→ Work to complete: Your answer should be one number: how many lines of the data include the string "name"?

→ Exercise material:
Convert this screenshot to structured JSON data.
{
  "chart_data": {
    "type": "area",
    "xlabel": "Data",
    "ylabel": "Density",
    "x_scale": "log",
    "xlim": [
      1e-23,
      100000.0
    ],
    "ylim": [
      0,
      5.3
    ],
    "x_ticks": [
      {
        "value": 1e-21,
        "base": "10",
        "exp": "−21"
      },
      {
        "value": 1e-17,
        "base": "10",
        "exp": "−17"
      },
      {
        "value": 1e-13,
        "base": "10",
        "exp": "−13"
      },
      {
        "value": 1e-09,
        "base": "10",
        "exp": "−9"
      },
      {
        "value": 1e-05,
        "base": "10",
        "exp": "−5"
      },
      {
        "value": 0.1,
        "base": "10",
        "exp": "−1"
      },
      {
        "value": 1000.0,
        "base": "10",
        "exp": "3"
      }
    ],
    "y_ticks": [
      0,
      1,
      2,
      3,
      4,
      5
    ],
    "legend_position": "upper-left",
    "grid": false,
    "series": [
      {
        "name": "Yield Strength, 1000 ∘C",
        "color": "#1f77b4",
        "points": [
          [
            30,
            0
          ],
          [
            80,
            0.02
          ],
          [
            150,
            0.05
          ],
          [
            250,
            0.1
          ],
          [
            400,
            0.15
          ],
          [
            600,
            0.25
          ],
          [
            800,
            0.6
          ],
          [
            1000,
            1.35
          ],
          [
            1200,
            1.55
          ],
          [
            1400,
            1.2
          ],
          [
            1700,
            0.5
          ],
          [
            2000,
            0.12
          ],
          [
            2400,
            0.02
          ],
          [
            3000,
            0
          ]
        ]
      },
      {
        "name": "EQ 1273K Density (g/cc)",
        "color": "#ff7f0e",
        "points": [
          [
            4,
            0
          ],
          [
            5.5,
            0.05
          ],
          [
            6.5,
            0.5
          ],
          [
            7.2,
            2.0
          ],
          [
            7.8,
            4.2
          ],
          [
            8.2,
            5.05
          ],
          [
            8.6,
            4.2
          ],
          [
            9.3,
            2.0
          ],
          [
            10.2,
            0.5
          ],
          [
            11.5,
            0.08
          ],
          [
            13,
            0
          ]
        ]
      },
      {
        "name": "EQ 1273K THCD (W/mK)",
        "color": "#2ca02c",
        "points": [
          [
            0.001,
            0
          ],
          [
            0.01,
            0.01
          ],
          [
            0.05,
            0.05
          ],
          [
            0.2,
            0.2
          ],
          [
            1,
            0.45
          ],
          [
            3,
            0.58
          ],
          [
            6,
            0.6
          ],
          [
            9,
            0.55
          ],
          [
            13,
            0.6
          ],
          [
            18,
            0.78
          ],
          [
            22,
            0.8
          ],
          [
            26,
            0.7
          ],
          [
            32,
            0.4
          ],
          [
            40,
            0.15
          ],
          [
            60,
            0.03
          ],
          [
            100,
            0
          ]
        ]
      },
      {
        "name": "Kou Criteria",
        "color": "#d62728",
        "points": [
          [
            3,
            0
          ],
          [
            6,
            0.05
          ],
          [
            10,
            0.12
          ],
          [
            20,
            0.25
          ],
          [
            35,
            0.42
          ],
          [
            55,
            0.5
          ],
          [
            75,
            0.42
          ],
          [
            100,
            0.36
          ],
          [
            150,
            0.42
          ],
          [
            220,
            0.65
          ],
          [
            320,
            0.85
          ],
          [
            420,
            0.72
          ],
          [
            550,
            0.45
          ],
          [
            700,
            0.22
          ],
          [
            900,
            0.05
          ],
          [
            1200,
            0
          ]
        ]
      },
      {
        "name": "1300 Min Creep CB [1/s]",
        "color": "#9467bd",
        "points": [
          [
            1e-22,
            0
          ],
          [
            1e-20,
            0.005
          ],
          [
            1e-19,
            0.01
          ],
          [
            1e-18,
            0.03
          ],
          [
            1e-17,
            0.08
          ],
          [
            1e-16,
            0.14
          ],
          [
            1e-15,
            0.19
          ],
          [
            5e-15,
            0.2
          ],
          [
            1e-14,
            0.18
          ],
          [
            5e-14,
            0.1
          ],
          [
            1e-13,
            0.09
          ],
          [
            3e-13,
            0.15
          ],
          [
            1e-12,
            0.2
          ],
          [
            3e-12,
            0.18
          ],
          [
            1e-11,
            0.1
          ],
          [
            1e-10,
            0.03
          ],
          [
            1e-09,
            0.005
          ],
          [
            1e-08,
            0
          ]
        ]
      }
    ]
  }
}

→ Output for this exercise: 5